TASK: Reproduce the rows starting at the one containing "feature-list: Generates artistic" and ending at the one containing "feature-item-featured-images: Designs featured", substituting "marketing graphics" for "promotional graphics" and leaving everything else unchanged.
─── EXERCISE INPUT ───
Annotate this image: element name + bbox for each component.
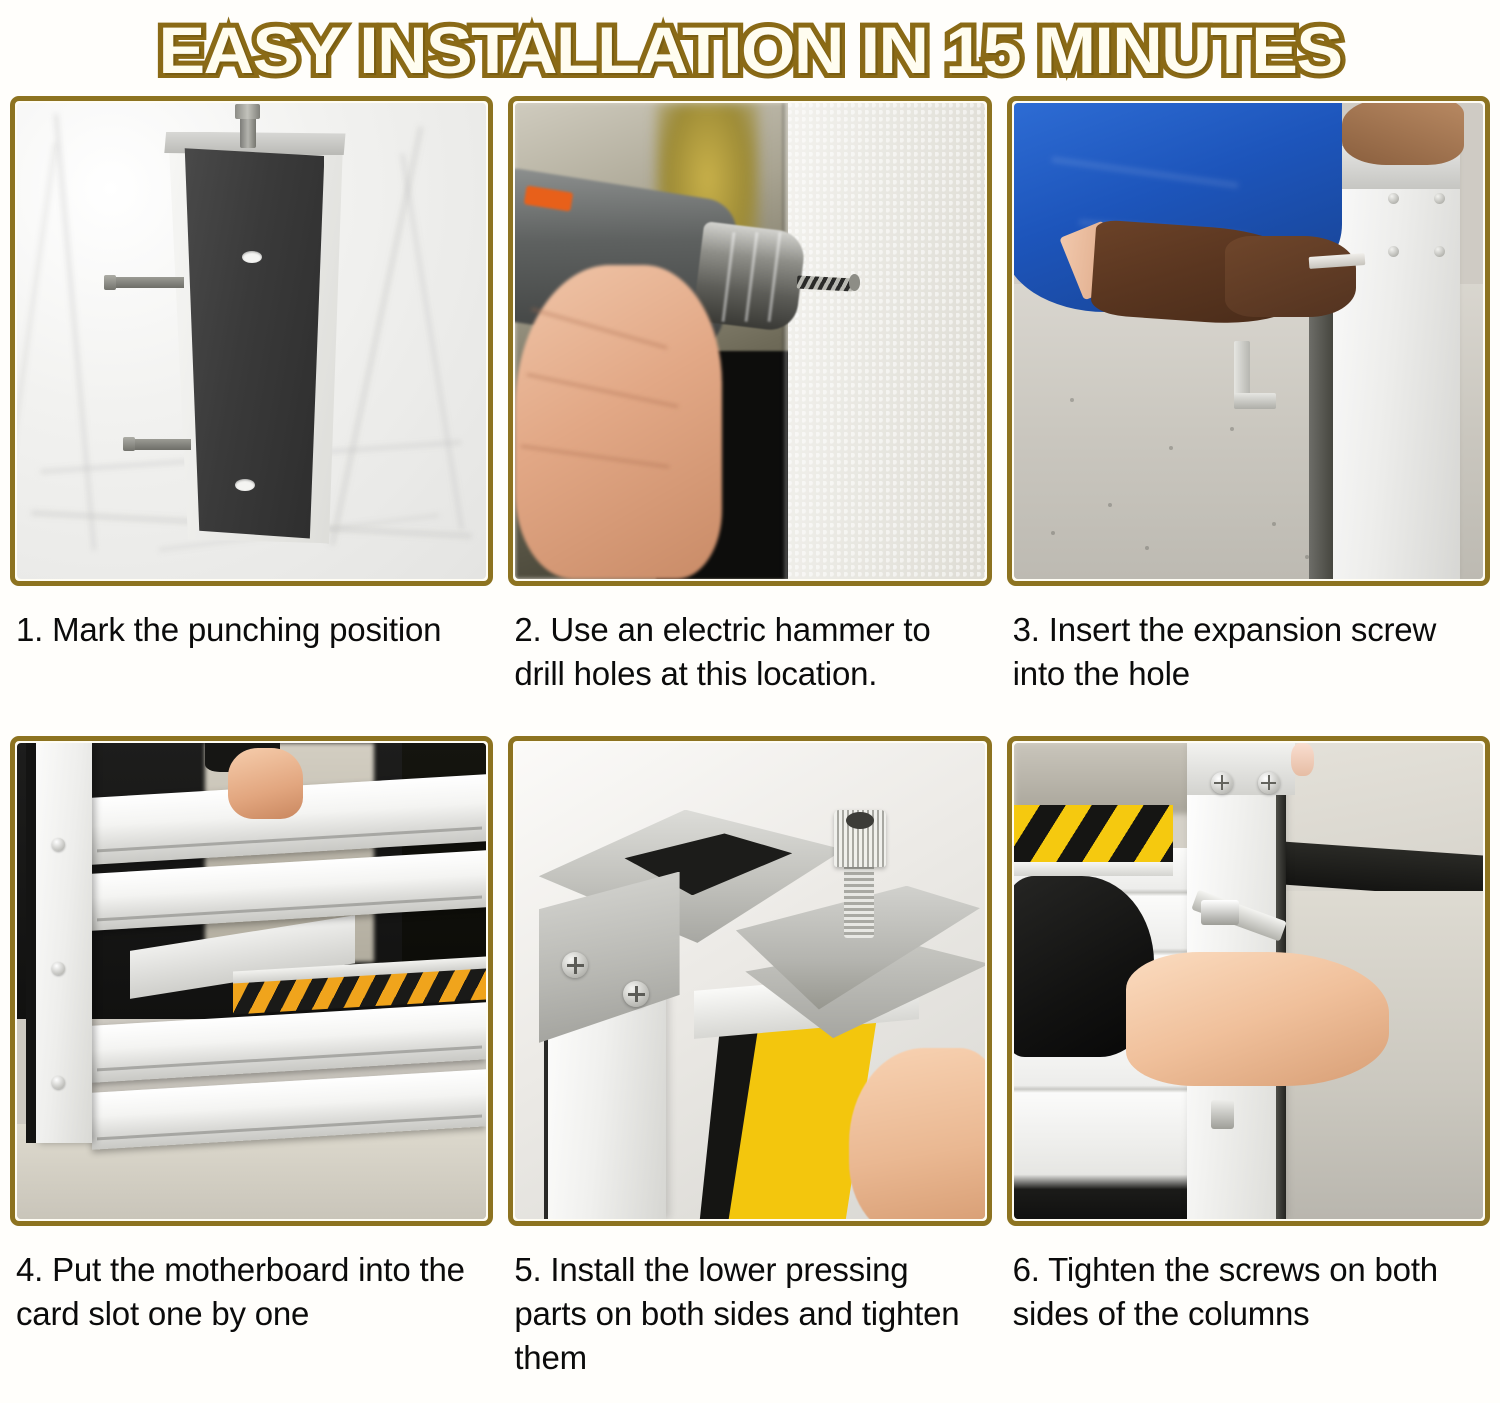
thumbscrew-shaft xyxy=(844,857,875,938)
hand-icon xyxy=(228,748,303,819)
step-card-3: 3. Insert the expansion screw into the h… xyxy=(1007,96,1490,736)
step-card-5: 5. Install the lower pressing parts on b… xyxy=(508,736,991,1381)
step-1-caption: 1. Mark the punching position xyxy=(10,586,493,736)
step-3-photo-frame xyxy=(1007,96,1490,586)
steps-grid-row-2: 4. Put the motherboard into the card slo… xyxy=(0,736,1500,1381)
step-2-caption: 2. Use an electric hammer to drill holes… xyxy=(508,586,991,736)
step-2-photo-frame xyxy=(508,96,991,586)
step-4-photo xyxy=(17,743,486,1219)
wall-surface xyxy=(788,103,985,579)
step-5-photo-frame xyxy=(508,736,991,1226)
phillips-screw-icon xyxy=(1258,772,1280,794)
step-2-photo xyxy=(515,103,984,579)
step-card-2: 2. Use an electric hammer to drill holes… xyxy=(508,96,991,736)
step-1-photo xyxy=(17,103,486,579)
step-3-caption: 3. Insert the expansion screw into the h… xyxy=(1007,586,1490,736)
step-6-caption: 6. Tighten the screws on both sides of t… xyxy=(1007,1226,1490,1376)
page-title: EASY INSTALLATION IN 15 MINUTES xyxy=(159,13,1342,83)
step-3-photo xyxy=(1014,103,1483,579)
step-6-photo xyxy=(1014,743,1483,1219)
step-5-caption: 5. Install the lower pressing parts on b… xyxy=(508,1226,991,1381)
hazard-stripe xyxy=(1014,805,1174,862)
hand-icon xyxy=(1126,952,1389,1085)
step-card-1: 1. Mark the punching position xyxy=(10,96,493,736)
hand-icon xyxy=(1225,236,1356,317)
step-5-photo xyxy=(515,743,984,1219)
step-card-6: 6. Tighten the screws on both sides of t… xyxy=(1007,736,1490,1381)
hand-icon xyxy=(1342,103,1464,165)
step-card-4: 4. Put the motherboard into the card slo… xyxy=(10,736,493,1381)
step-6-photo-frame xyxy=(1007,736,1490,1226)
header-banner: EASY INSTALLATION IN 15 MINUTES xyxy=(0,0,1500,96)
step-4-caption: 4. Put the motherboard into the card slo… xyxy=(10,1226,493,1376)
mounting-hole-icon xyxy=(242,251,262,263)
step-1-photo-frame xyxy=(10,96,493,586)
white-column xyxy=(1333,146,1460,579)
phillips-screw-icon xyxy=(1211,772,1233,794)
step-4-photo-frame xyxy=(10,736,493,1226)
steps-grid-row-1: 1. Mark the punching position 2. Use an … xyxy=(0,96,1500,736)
───
─── EXERCISE INPUT ───
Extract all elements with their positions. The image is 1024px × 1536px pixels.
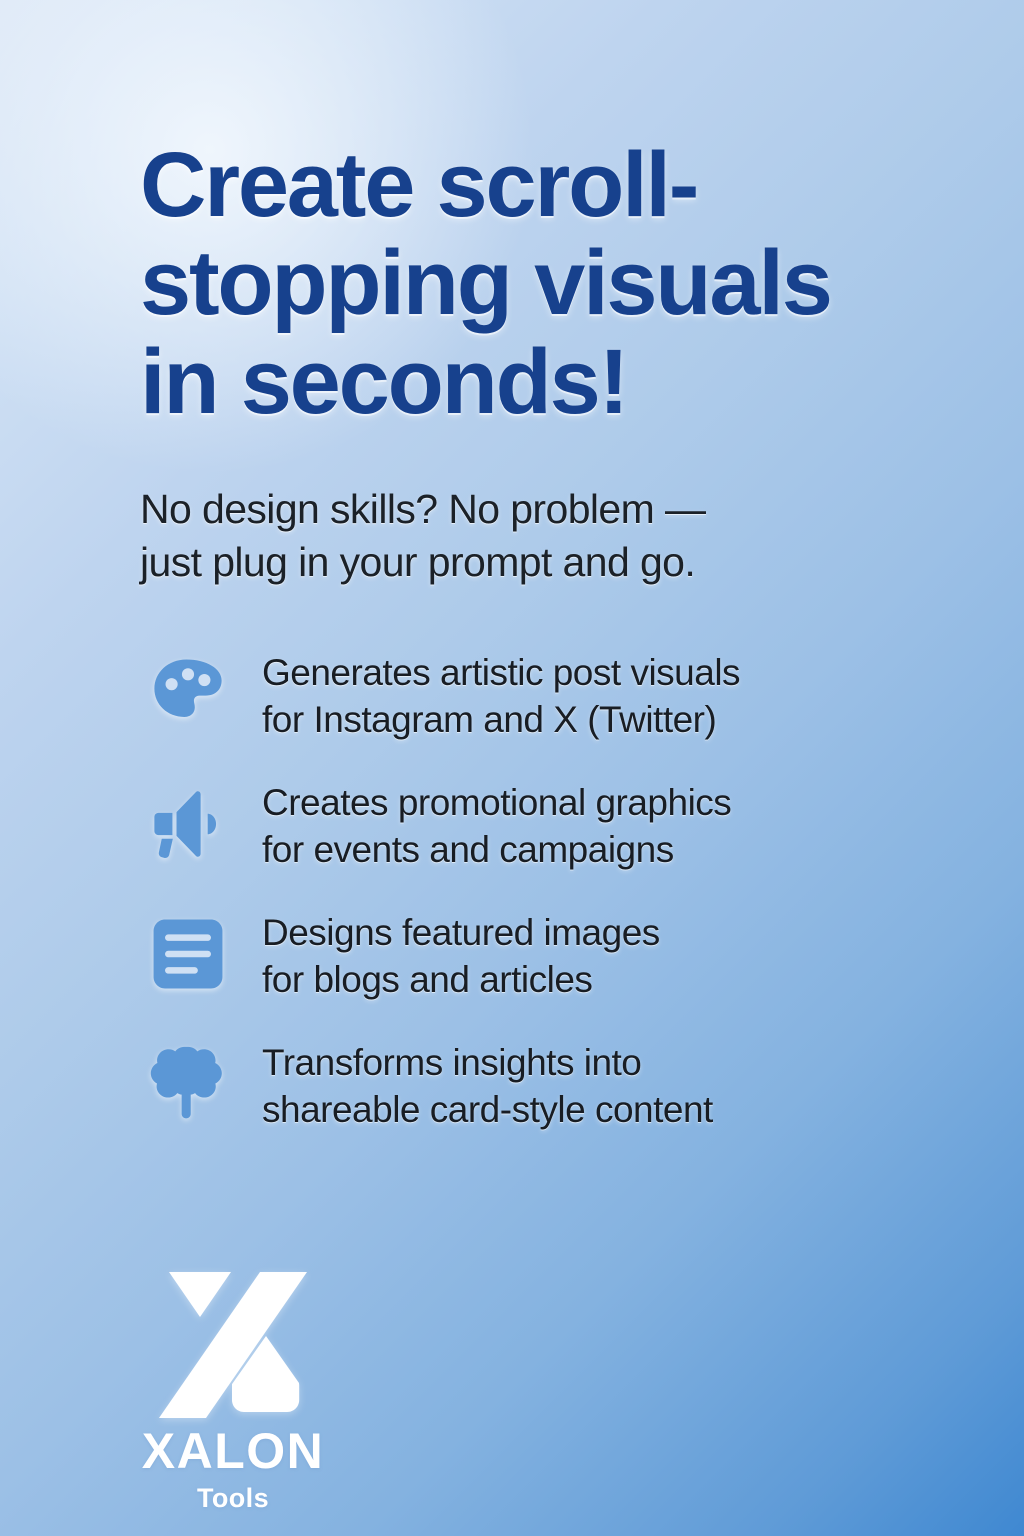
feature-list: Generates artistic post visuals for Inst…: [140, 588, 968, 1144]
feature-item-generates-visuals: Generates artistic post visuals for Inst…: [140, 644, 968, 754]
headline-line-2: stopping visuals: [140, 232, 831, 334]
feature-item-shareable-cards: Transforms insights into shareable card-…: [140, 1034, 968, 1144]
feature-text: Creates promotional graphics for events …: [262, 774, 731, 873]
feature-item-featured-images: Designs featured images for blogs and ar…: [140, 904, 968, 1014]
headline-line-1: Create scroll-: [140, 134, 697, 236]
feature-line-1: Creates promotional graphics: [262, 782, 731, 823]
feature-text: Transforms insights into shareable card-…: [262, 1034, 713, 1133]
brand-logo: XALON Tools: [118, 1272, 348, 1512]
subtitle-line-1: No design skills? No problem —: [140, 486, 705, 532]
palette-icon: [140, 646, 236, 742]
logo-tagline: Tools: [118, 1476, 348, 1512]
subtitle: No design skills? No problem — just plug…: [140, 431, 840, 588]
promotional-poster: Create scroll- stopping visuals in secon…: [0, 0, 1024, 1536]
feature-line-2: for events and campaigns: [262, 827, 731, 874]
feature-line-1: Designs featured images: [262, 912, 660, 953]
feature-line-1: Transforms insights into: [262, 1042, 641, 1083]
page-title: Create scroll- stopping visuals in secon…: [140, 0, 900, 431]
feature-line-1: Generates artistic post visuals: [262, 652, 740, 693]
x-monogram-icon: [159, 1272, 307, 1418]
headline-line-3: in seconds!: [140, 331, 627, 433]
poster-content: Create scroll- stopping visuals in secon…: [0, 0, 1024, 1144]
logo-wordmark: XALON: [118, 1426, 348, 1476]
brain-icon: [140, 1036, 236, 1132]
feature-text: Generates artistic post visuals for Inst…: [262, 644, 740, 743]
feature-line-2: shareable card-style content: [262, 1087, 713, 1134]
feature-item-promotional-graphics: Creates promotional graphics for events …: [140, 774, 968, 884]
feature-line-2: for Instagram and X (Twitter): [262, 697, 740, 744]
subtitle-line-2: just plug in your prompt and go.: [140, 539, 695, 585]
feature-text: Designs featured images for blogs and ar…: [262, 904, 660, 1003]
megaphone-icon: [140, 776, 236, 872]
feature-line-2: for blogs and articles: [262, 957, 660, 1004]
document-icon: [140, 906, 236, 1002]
───
OUTPUT:
feature-list: Generates artistic post visuals for Inst…: [140, 588, 968, 1144]
feature-item-generates-visuals: Generates artistic post visuals for Inst…: [140, 644, 968, 754]
headline-line-2: stopping visuals: [140, 232, 831, 334]
feature-item-shareable-cards: Transforms insights into shareable card-…: [140, 1034, 968, 1144]
feature-text: Creates marketing graphics for events …: [262, 774, 731, 873]
feature-item-featured-images: Designs featured images for blogs and ar…: [140, 904, 968, 1014]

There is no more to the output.